■ EXERCISE DIRECTIONS
Please transcribe the data below in full. Omit any picture you find in it.

■ DATA SHOWN

##########

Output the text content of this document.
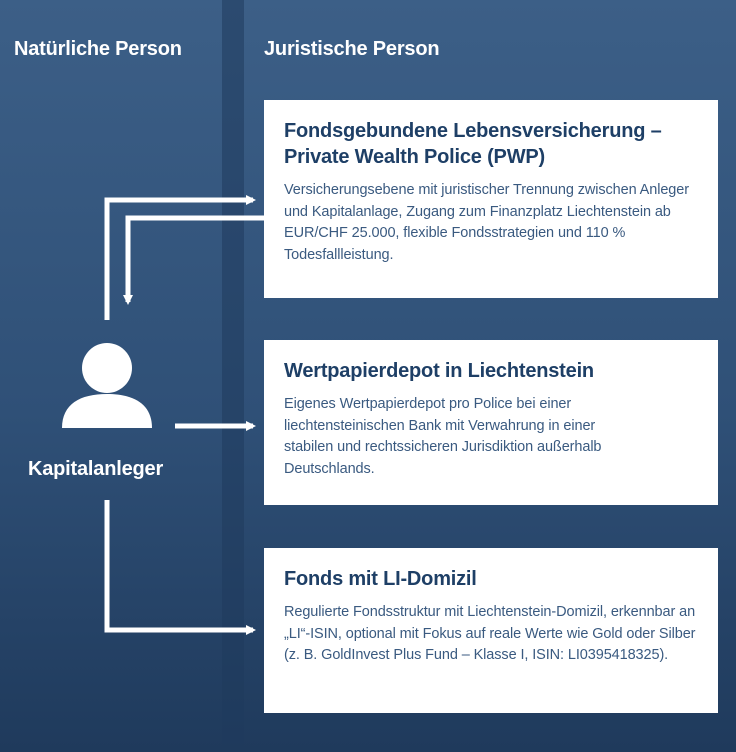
Natürliche Person	Juristische Person
Kapitalanleger
Fondsgebundene Lebensversicherung – Private Wealth Police (PWP)

Versicherungsebene mit juristischer Trennung zwischen Anleger und Kapitalanlage, Zugang zum Finanzplatz Liechtenstein ab EUR/CHF 25.000, flexible Fondsstrategien und 110 % Todesfallleistung.

Wertpapierdepot in Liechtenstein

Eigenes Wertpapierdepot pro Police bei einer liechtensteinischen Bank mit Verwahrung in einer stabilen und rechtssicheren Jurisdiktion außerhalb Deutschlands.

Fonds mit LI-Domizil

Regulierte Fondsstruktur mit Liechtenstein-Domizil, erkennbar an „LI“-ISIN, optional mit Fokus auf reale Werte wie Gold oder Silber (z. B. GoldInvest Plus Fund – Klasse I, ISIN: LI0395418325).
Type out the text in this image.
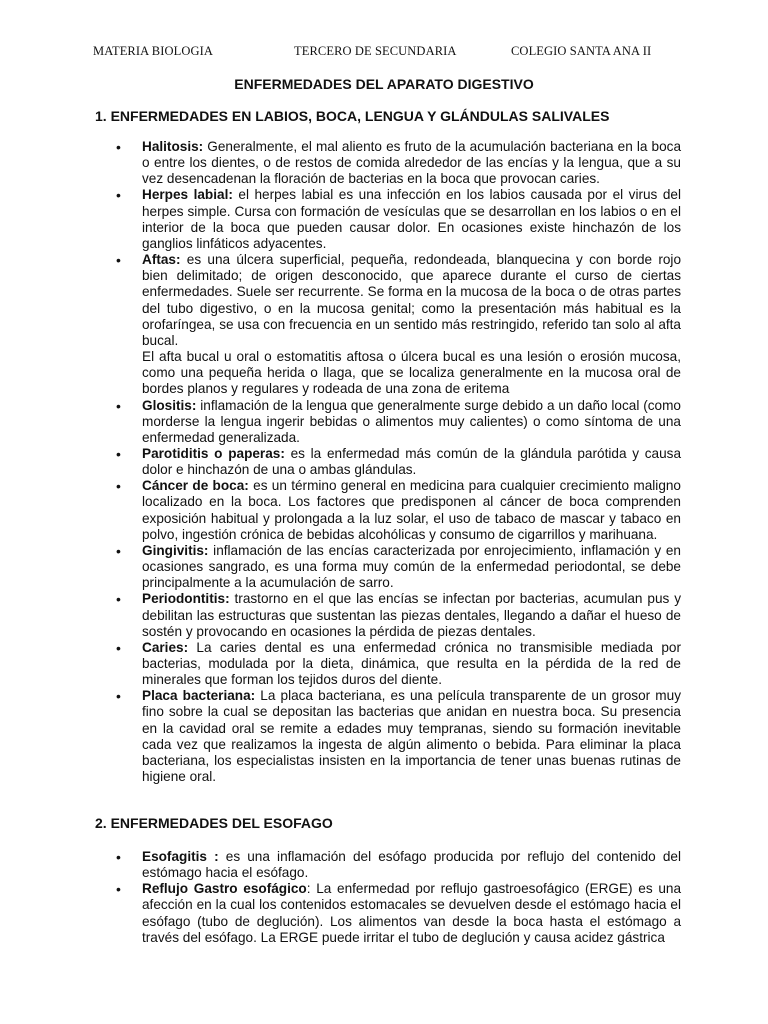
MATERIA BIOLOGIA	TERCERO DE SECUNDARIA	COLEGIO SANTA ANA II
ENFERMEDADES DEL APARATO DIGESTIVO
1. ENFERMEDADES EN LABIOS, BOCA, LENGUA Y GLÁNDULAS SALIVALES
• Halitosis: Generalmente, el mal aliento es fruto de la acumulación bacteriana en la boca o entre los dientes, o de restos de comida alrededor de las encías y la lengua, que a su vez desencadenan la floración de bacterias en la boca que provocan caries.
• Herpes labial: el herpes labial es una infección en los labios causada por el virus del herpes simple. Cursa con formación de vesículas que se desarrollan en los labios o en el interior de la boca que pueden causar dolor. En ocasiones existe hinchazón de los ganglios linfáticos adyacentes.
• Aftas: es una úlcera superficial, pequeña, redondeada, blanquecina y con borde rojo bien delimitado; de origen desconocido, que aparece durante el curso de ciertas enfermedades. Suele ser recurrente. Se forma en la mucosa de la boca o de otras partes del tubo digestivo, o en la mucosa genital; como la presentación más habitual es la orofaríngea, se usa con frecuencia en un sentido más restringido, referido tan solo al afta bucal.
El afta bucal u oral o estomatitis aftosa o úlcera bucal es una lesión o erosión mucosa, como una pequeña herida o llaga, que se localiza generalmente en la mucosa oral de bordes planos y regulares y rodeada de una zona de eritema
• Glositis: inflamación de la lengua que generalmente surge debido a un daño local (como morderse la lengua ingerir bebidas o alimentos muy calientes) o como síntoma de una enfermedad generalizada.
• Parotiditis o paperas: es la enfermedad más común de la glándula parótida y causa dolor e hinchazón de una o ambas glándulas.
• Cáncer de boca: es un término general en medicina para cualquier crecimiento maligno localizado en la boca. Los factores que predisponen al cáncer de boca comprenden exposición habitual y prolongada a la luz solar, el uso de tabaco de mascar y tabaco en polvo, ingestión crónica de bebidas alcohólicas y consumo de cigarrillos y marihuana.
• Gingivitis: inflamación de las encías caracterizada por enrojecimiento, inflamación y en ocasiones sangrado, es una forma muy común de la enfermedad periodontal, se debe principalmente a la acumulación de sarro.
• Periodontitis: trastorno en el que las encías se infectan por bacterias, acumulan pus y debilitan las estructuras que sustentan las piezas dentales, llegando a dañar el hueso de sostén y provocando en ocasiones la pérdida de piezas dentales.
• Caries: La caries dental es una enfermedad crónica no transmisible mediada por bacterias, modulada por la dieta, dinámica, que resulta en la pérdida de la red de minerales que forman los tejidos duros del diente.
• Placa bacteriana: La placa bacteriana, es una película transparente de un grosor muy fino sobre la cual se depositan las bacterias que anidan en nuestra boca. Su presencia en la cavidad oral se remite a edades muy tempranas, siendo su formación inevitable cada vez que realizamos la ingesta de algún alimento o bebida. Para eliminar la placa bacteriana, los especialistas insisten en la importancia de tener unas buenas rutinas de higiene oral.
2. ENFERMEDADES DEL ESOFAGO
• Esofagitis : es una inflamación del esófago producida por reflujo del contenido del estómago hacia el esófago.
• Reflujo Gastro esofágico: La enfermedad por reflujo gastroesofágico (ERGE) es una afección en la cual los contenidos estomacales se devuelven desde el estómago hacia el esófago (tubo de deglución). Los alimentos van desde la boca hasta el estómago a través del esófago. La ERGE puede irritar el tubo de deglución y causa acidez gástrica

##########

■ ANSWER FOR THE TASK
Output the text content of this document.
Natürliche Person	Juristische Person
Kapitalanleger
Fondsgebundene Lebensversicherung – Private Wealth Police (PWP)

Versicherungsebene mit juristischer Trennung zwischen Anleger und Kapitalanlage, Zugang zum Finanzplatz Liechtenstein ab EUR/CHF 25.000, flexible Fondsstrategien und 110 % Todesfallleistung.

Wertpapierdepot in Liechtenstein

Eigenes Wertpapierdepot pro Police bei einer liechtensteinischen Bank mit Verwahrung in einer stabilen und rechtssicheren Jurisdiktion außerhalb Deutschlands.

Fonds mit LI-Domizil

Regulierte Fondsstruktur mit Liechtenstein-Domizil, erkennbar an „LI“-ISIN, optional mit Fokus auf reale Werte wie Gold oder Silber (z. B. GoldInvest Plus Fund – Klasse I, ISIN: LI0395418325).
Type out the text in this image.
MATERIA BIOLOGIA	TERCERO DE SECUNDARIA	COLEGIO SANTA ANA II
ENFERMEDADES DEL APARATO DIGESTIVO
1. ENFERMEDADES EN LABIOS, BOCA, LENGUA Y GLÁNDULAS SALIVALES
• Halitosis: Generalmente, el mal aliento es fruto de la acumulación bacteriana en la boca o entre los dientes, o de restos de comida alrededor de las encías y la lengua, que a su vez desencadenan la floración de bacterias en la boca que provocan caries.
• Herpes labial: el herpes labial es una infección en los labios causada por el virus del herpes simple. Cursa con formación de vesículas que se desarrollan en los labios o en el interior de la boca que pueden causar dolor. En ocasiones existe hinchazón de los ganglios linfáticos adyacentes.
• Aftas: es una úlcera superficial, pequeña, redondeada, blanquecina y con borde rojo bien delimitado; de origen desconocido, que aparece durante el curso de ciertas enfermedades. Suele ser recurrente. Se forma en la mucosa de la boca o de otras partes del tubo digestivo, o en la mucosa genital; como la presentación más habitual es la orofaríngea, se usa con frecuencia en un sentido más restringido, referido tan solo al afta bucal.
El afta bucal u oral o estomatitis aftosa o úlcera bucal es una lesión o erosión mucosa, como una pequeña herida o llaga, que se localiza generalmente en la mucosa oral de bordes planos y regulares y rodeada de una zona de eritema
• Glositis: inflamación de la lengua que generalmente surge debido a un daño local (como morderse la lengua ingerir bebidas o alimentos muy calientes) o como síntoma de una enfermedad generalizada.
• Parotiditis o paperas: es la enfermedad más común de la glándula parótida y causa dolor e hinchazón de una o ambas glándulas.
• Cáncer de boca: es un término general en medicina para cualquier crecimiento maligno localizado en la boca. Los factores que predisponen al cáncer de boca comprenden exposición habitual y prolongada a la luz solar, el uso de tabaco de mascar y tabaco en polvo, ingestión crónica de bebidas alcohólicas y consumo de cigarrillos y marihuana.
• Gingivitis: inflamación de las encías caracterizada por enrojecimiento, inflamación y en ocasiones sangrado, es una forma muy común de la enfermedad periodontal, se debe principalmente a la acumulación de sarro.
• Periodontitis: trastorno en el que las encías se infectan por bacterias, acumulan pus y debilitan las estructuras que sustentan las piezas dentales, llegando a dañar el hueso de sostén y provocando en ocasiones la pérdida de piezas dentales.
• Caries: La caries dental es una enfermedad crónica no transmisible mediada por bacterias, modulada por la dieta, dinámica, que resulta en la pérdida de la red de minerales que forman los tejidos duros del diente.
• Placa bacteriana: La placa bacteriana, es una película transparente de un grosor muy fino sobre la cual se depositan las bacterias que anidan en nuestra boca. Su presencia en la cavidad oral se remite a edades muy tempranas, siendo su formación inevitable cada vez que realizamos la ingesta de algún alimento o bebida. Para eliminar la placa bacteriana, los especialistas insisten en la importancia de tener unas buenas rutinas de higiene oral.
2. ENFERMEDADES DEL ESOFAGO
• Esofagitis : es una inflamación del esófago producida por reflujo del contenido del estómago hacia el esófago.
• Reflujo Gastro esofágico: La enfermedad por reflujo gastroesofágico (ERGE) es una afección en la cual los contenidos estomacales se devuelven desde el estómago hacia el esófago (tubo de deglución). Los alimentos van desde la boca hasta el estómago a través del esófago. La ERGE puede irritar el tubo de deglución y causa acidez gástrica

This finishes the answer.